• _Listed entries_:
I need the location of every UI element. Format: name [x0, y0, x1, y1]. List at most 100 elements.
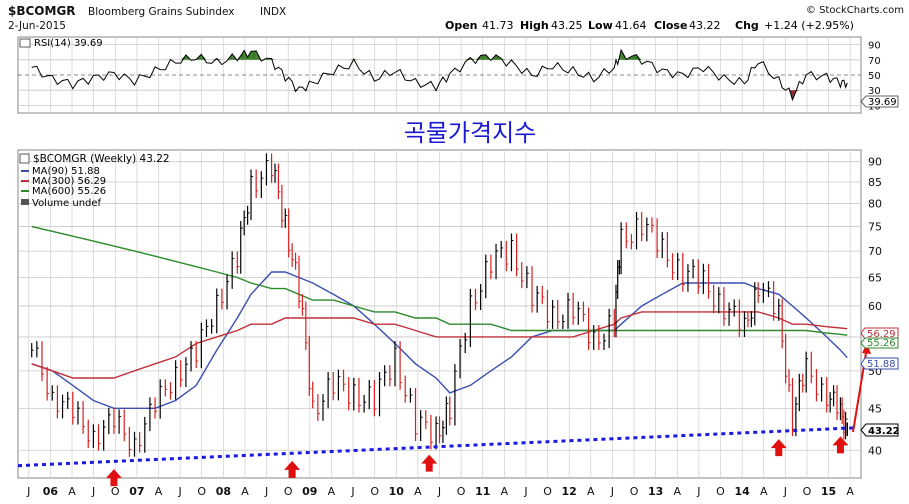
- price-bar: [505, 240, 509, 272]
- y-tick-label: 60: [868, 300, 882, 313]
- rsi-overbought-fill: [501, 58, 507, 60]
- x-tick-label: 07: [129, 485, 144, 498]
- price-bar: [246, 205, 250, 225]
- price-bar: [661, 232, 665, 259]
- price-bar: [265, 153, 269, 186]
- price-bar: [128, 426, 132, 457]
- price-bar: [620, 222, 624, 275]
- price-bar: [625, 222, 629, 249]
- price-panel: 4045505560657075808590 J06AJO07AJO08AJO0…: [17, 149, 900, 498]
- open-label: Open: [445, 19, 478, 32]
- rsi-overbought-fill: [636, 54, 642, 60]
- low-value: 41.64: [615, 19, 647, 32]
- legend-ma300: MA(300) 56.29: [32, 176, 106, 187]
- price-bar: [442, 420, 445, 444]
- x-tick-label: O: [111, 485, 120, 498]
- price-bar: [480, 284, 483, 311]
- price-bar: [572, 292, 576, 325]
- rsi-oversold-fill: [292, 90, 296, 92]
- close-badge-box: [860, 423, 899, 437]
- rsi-toggle-icon[interactable]: [19, 38, 31, 48]
- price-bar: [337, 369, 341, 401]
- price-bar: [149, 397, 152, 432]
- rsi-tick-label: 90: [868, 41, 881, 52]
- price-y-ticks: 4045505560657075808590: [868, 156, 882, 458]
- price-bar: [844, 411, 848, 440]
- y-tick-label: 80: [868, 198, 882, 211]
- legend-main: $BCOMGR (Weekly) 43.22: [33, 153, 170, 165]
- price-bar: [169, 382, 173, 400]
- x-tick-label: 08: [216, 485, 231, 498]
- x-tick-label: 06: [43, 485, 59, 498]
- legend-volume: Volume undef: [32, 198, 102, 209]
- x-tick-label: J: [523, 485, 527, 498]
- close-badge: 43.22: [860, 423, 900, 437]
- x-tick-label: 12: [562, 485, 577, 498]
- price-bar: [781, 298, 785, 349]
- ma600-badge-value: 55.26: [867, 338, 896, 349]
- legend-ma600: MA(600) 55.26: [32, 186, 106, 197]
- x-tick-label: J: [350, 485, 354, 498]
- price-bar: [791, 377, 795, 437]
- annotation-title: 곡물가격지수: [404, 119, 536, 147]
- price-bar: [454, 364, 457, 426]
- price-bar: [358, 377, 361, 413]
- price-grid: [18, 150, 861, 478]
- price-bars: [31, 153, 848, 457]
- ma-line-600: [31, 225, 848, 336]
- arrow-up-icon: [105, 469, 122, 487]
- price-bar: [327, 372, 331, 409]
- price-bar: [384, 365, 387, 387]
- price-bar: [288, 208, 291, 258]
- rsi-badge-box: [860, 95, 899, 108]
- ma-line-90: [31, 271, 848, 409]
- price-bar: [778, 298, 781, 321]
- x-tick-label: A: [414, 485, 422, 498]
- price-bar: [200, 322, 204, 369]
- price-bar: [308, 335, 312, 396]
- price-bar: [389, 365, 392, 387]
- price-bar: [180, 360, 183, 388]
- price-bar: [733, 299, 737, 317]
- rsi-label: RSI(14) 39.69: [34, 38, 103, 49]
- x-tick-label: A: [155, 485, 163, 498]
- ma300-badge-box: [860, 327, 899, 340]
- x-tick-label: 15: [821, 485, 836, 498]
- price-bar: [587, 307, 591, 350]
- price-bar: [195, 341, 199, 369]
- rsi-oversold-fill: [305, 90, 310, 91]
- rsi-tick-label: 50: [868, 71, 881, 82]
- price-bar: [546, 289, 550, 329]
- price-bar: [707, 263, 711, 299]
- price-bar: [435, 416, 439, 450]
- price-bar: [820, 377, 824, 402]
- price-bar: [469, 288, 473, 348]
- price-bar: [798, 373, 802, 412]
- rsi-overbought-fill: [251, 50, 257, 60]
- price-bar: [236, 251, 240, 274]
- price-bar: [133, 431, 137, 457]
- price-bar: [363, 395, 367, 413]
- high-label: High: [520, 19, 549, 32]
- x-tick-label: O: [370, 485, 379, 498]
- price-bar: [231, 251, 235, 289]
- price-bar: [72, 391, 75, 425]
- price-bar: [36, 341, 39, 358]
- ma90-badge: 51.88: [860, 357, 899, 370]
- ma300-badge-value: 56.29: [867, 329, 896, 340]
- legend-toggle-icon[interactable]: [19, 153, 30, 164]
- price-bar: [656, 218, 660, 259]
- price-bar: [399, 341, 403, 390]
- rsi-badge-value: 39.69: [868, 97, 897, 108]
- rsi-overbought-fill: [348, 59, 354, 60]
- ticker-symbol: $BCOMGR: [8, 4, 76, 18]
- price-bar: [216, 288, 219, 334]
- price-bar: [284, 208, 288, 228]
- close-label: Close: [654, 19, 687, 32]
- rsi-overbought-fill: [240, 50, 245, 60]
- price-bar: [692, 259, 696, 279]
- price-bar: [144, 416, 147, 453]
- price-bar: [277, 163, 281, 200]
- x-tick-label: J: [26, 485, 30, 498]
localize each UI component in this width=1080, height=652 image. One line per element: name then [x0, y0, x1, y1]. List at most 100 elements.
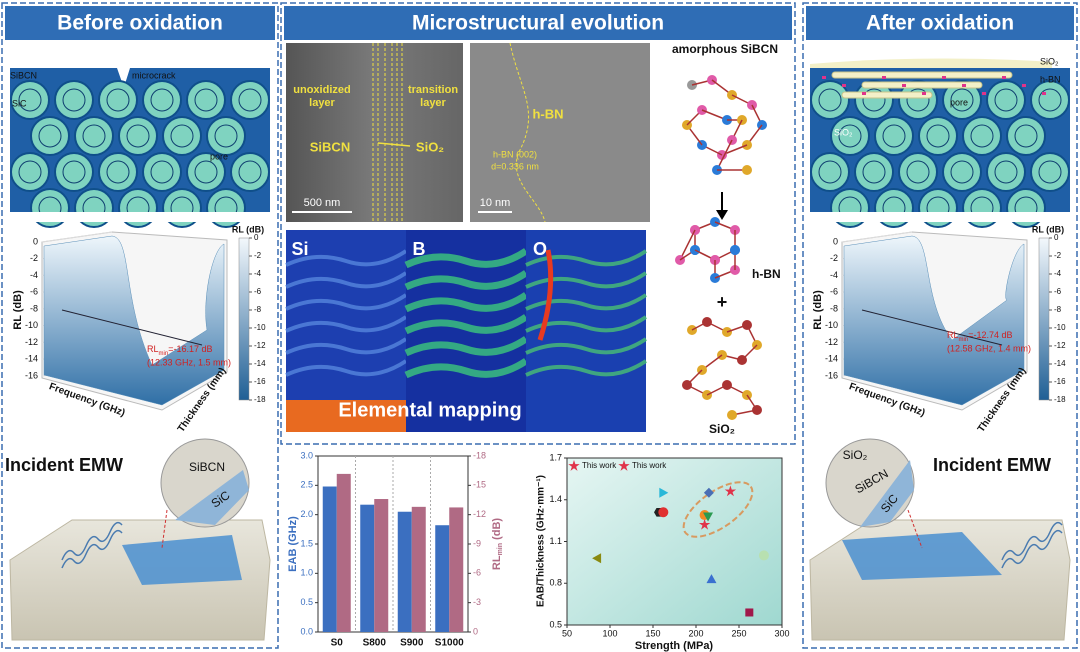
y-tick-label: 3.0 — [300, 450, 313, 460]
sic-core — [214, 124, 238, 148]
hbn-dot — [942, 76, 946, 79]
sic-fiber — [74, 116, 114, 156]
point — [659, 487, 669, 498]
map-band — [285, 293, 408, 311]
point — [745, 608, 754, 617]
rl: RL — [947, 330, 959, 340]
rl-sub: min — [497, 543, 504, 555]
axis-label: RL (dB) — [812, 290, 824, 330]
sic-core — [906, 88, 930, 112]
label: layer — [309, 97, 335, 109]
z-tick-label: -8 — [830, 303, 838, 313]
colorbar — [238, 237, 250, 401]
map-panel — [286, 230, 406, 432]
colorbar-tick-label: -16 — [254, 377, 266, 386]
sic-core — [38, 124, 62, 148]
colorbar-tick-label: -18 — [254, 395, 266, 404]
sic-core — [62, 160, 86, 184]
colorbar-tick-label: -8 — [1054, 305, 1062, 314]
rl-sub: min — [959, 337, 969, 343]
sic-fiber — [918, 116, 958, 156]
bottom-mask — [10, 212, 272, 222]
point — [658, 507, 669, 518]
sic-core — [1014, 124, 1038, 148]
label: pore — [210, 151, 228, 161]
rl-line — [61, 309, 203, 346]
y2-tick-label: -6 — [473, 568, 481, 578]
hbn-dot — [922, 92, 926, 95]
bond — [679, 229, 696, 261]
map-band — [404, 270, 528, 291]
label: 10 nm — [480, 197, 511, 209]
sic-fiber — [1030, 152, 1070, 192]
hbn-dot — [842, 84, 846, 87]
sic-core — [838, 124, 862, 148]
hbn-dot — [822, 76, 826, 79]
sic-core — [1038, 88, 1062, 112]
o-streak — [537, 249, 554, 341]
hbn-dot — [1022, 84, 1026, 87]
z-tick-label: -12 — [25, 337, 38, 347]
z-tick-label: -2 — [30, 253, 38, 263]
hbn-dot — [982, 92, 986, 95]
label: amorphous SiBCN — [672, 42, 778, 56]
emw-title: Incident EMW — [933, 455, 1051, 475]
sic-fiber — [206, 116, 246, 156]
arrow — [377, 142, 411, 147]
label: SiBCN — [10, 70, 37, 80]
sic-core — [818, 88, 842, 112]
sic-fiber — [162, 116, 202, 156]
sic-core — [194, 88, 218, 112]
tem-image — [286, 43, 463, 222]
sic-core — [970, 124, 994, 148]
sic-fiber — [10, 152, 50, 192]
y2-tick-label: -12 — [473, 509, 486, 519]
label: unoxidized — [293, 84, 350, 96]
sic-core — [62, 88, 86, 112]
sic-fiber — [230, 152, 270, 192]
z-tick-label: 0 — [833, 236, 838, 246]
sic-fiber — [942, 152, 982, 192]
colorbar-tick-label: -16 — [1054, 377, 1066, 386]
label: SiBCN — [310, 139, 350, 154]
wave — [1001, 529, 1063, 569]
map-band — [404, 314, 528, 335]
tem-image — [470, 43, 650, 222]
sic-fiber — [54, 152, 94, 192]
sic-fiber — [142, 152, 182, 192]
label: SiC — [12, 98, 27, 108]
sic-fiber — [142, 80, 182, 120]
map-band — [525, 249, 648, 267]
colorbar-tick-label: -10 — [254, 323, 266, 332]
map-band — [285, 337, 408, 355]
sic-fiber — [810, 152, 850, 192]
colorbar-tick-label: -2 — [254, 251, 262, 260]
hbn-dot — [1002, 76, 1006, 79]
sic-fiber — [118, 116, 158, 156]
highlight — [682, 481, 754, 538]
colorbar-tick-label: -2 — [1054, 251, 1062, 260]
z-tick-label: 0 — [33, 236, 38, 246]
z-tick-label: -6 — [830, 287, 838, 297]
label: d=0.336 nm — [491, 161, 539, 171]
y2-tick-label: -18 — [473, 450, 486, 460]
rl-detail: (12.58 GHz, 1.4 mm) — [947, 343, 1031, 353]
atom — [730, 245, 740, 255]
map-band — [525, 337, 648, 355]
label: SiO₂ — [834, 127, 853, 137]
label: microcrack — [132, 70, 176, 80]
sic-fiber — [186, 80, 226, 120]
y-tick-label: 0.8 — [549, 578, 562, 588]
y-tick-label: 1.5 — [300, 538, 313, 548]
sic-fiber — [230, 80, 270, 120]
label: h-BN (002) — [493, 149, 537, 159]
sic-core — [106, 160, 130, 184]
atom — [727, 410, 737, 420]
sic-core — [126, 124, 150, 148]
coating — [122, 535, 242, 585]
colorbar-tick-label: -12 — [1054, 341, 1066, 350]
panel-title: After oxidation — [866, 12, 1014, 35]
colorbar-tick-label: -18 — [1054, 395, 1066, 404]
z-tick-label: -4 — [30, 270, 38, 280]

• _Goal_: Copy out the lines verbatim, starting with the line containing "y-tick-label: 3.0 — [300, 450, 313, 460]" and going on through the line containing "sic-core — [38, 124, 62, 148]".

• _Output of the task_:
y-tick-label: 3.0 — [300, 450, 313, 460]
sic-core — [214, 124, 238, 148]
hbn-dot — [942, 76, 946, 79]
sic-fiber — [74, 116, 114, 156]
point — [659, 487, 669, 498]
map-band — [285, 293, 408, 311]
point — [745, 608, 754, 617]
rl: RL — [947, 330, 959, 340]
rl-sub: min — [497, 543, 504, 555]
axis-label: RL (dB) — [812, 290, 824, 330]
sic-core — [906, 88, 930, 112]
label: layer — [309, 97, 335, 109]
z-tick-label: -8 — [830, 303, 838, 313]
colorbar — [238, 237, 250, 401]
map-panel — [286, 230, 406, 432]
colorbar-tick-label: -16 — [254, 377, 266, 386]
sic-core — [38, 124, 62, 148]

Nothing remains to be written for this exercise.